▼

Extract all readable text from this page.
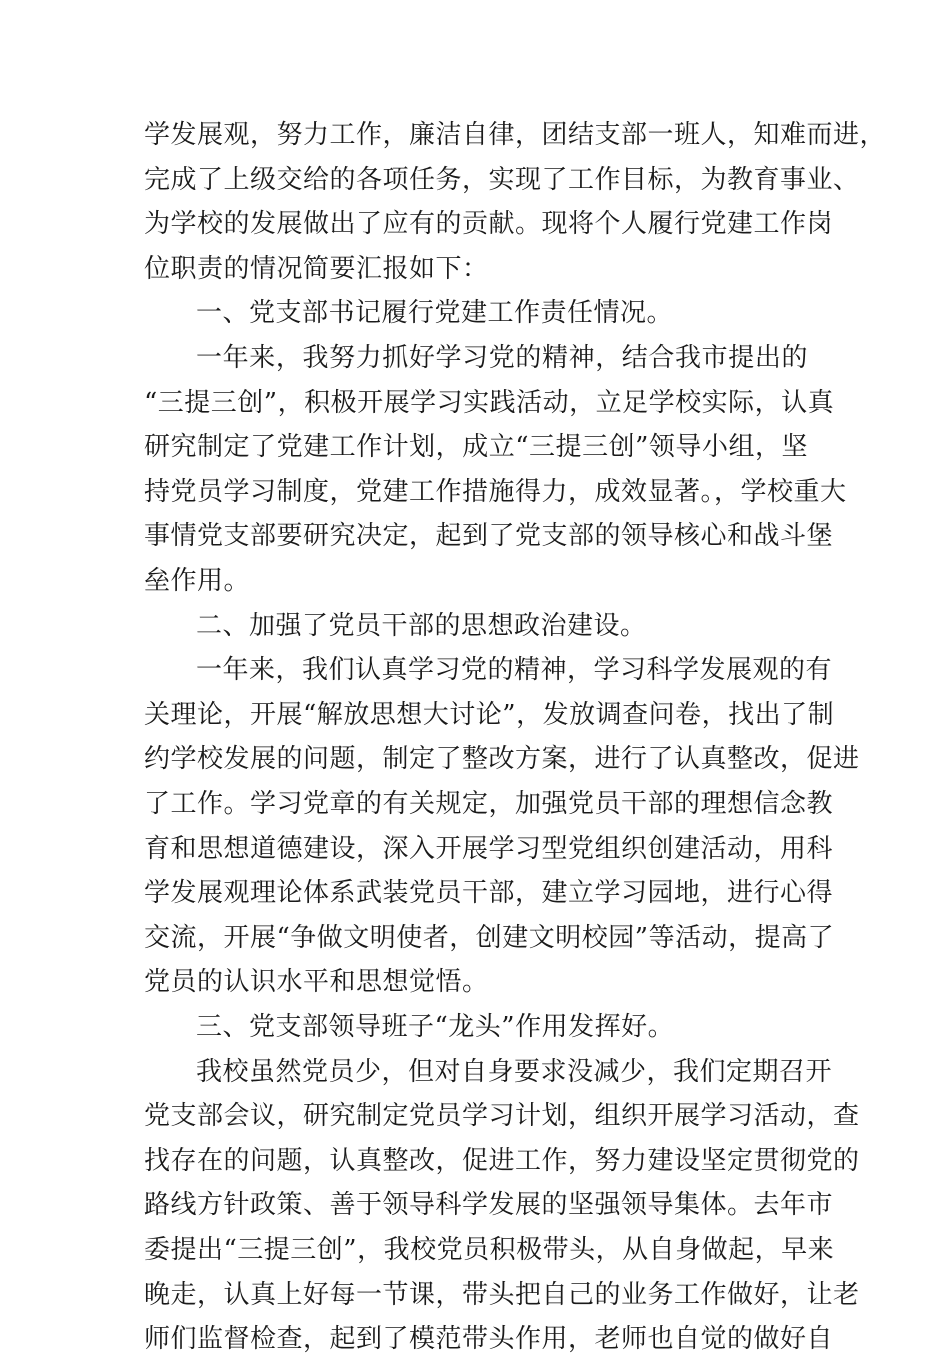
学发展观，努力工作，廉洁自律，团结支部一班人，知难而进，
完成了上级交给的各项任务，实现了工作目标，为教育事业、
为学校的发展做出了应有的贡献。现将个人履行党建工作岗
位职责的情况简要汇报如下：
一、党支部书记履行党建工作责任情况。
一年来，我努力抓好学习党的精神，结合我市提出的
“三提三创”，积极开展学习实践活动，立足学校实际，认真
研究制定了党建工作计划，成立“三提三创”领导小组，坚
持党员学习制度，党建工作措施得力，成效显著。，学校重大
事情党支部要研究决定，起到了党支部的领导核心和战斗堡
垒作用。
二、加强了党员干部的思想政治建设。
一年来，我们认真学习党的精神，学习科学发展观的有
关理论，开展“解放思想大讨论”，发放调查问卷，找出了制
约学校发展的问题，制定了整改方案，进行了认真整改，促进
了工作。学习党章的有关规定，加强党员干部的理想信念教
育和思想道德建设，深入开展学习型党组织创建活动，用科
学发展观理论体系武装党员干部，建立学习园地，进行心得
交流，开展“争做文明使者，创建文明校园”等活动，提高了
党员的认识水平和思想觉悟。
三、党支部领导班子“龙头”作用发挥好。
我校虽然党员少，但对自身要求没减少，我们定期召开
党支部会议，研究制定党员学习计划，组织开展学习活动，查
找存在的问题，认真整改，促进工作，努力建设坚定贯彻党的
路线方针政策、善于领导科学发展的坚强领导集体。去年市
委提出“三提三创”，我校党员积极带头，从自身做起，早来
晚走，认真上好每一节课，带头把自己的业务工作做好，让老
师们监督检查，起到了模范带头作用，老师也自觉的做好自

▲

Give an exact reproduction of every line, leaving out any picture.

Extract all readable text from this page.
学发展观，努力工作，廉洁自律，团结支部一班人，知难而进，
完成了上级交给的各项任务，实现了工作目标，为教育事业、
为学校的发展做出了应有的贡献。现将个人履行党建工作岗
位职责的情况简要汇报如下：
一、党支部书记履行党建工作责任情况。
一年来，我努力抓好学习党的精神，结合我市提出的
“三提三创”，积极开展学习实践活动，立足学校实际，认真
研究制定了党建工作计划，成立“三提三创”领导小组，坚
持党员学习制度，党建工作措施得力，成效显著。，学校重大
事情党支部要研究决定，起到了党支部的领导核心和战斗堡
垒作用。
二、加强了党员干部的思想政治建设。
一年来，我们认真学习党的精神，学习科学发展观的有
关理论，开展“解放思想大讨论”，发放调查问卷，找出了制
约学校发展的问题，制定了整改方案，进行了认真整改，促进
了工作。学习党章的有关规定，加强党员干部的理想信念教
育和思想道德建设，深入开展学习型党组织创建活动，用科
学发展观理论体系武装党员干部，建立学习园地，进行心得
交流，开展“争做文明使者，创建文明校园”等活动，提高了
党员的认识水平和思想觉悟。
三、党支部领导班子“龙头”作用发挥好。
我校虽然党员少，但对自身要求没减少，我们定期召开
党支部会议，研究制定党员学习计划，组织开展学习活动，查
找存在的问题，认真整改，促进工作，努力建设坚定贯彻党的
路线方针政策、善于领导科学发展的坚强领导集体。去年市
委提出“三提三创”，我校党员积极带头，从自身做起，早来
晚走，认真上好每一节课，带头把自己的业务工作做好，让老
师们监督检查，起到了模范带头作用，老师也自觉的做好自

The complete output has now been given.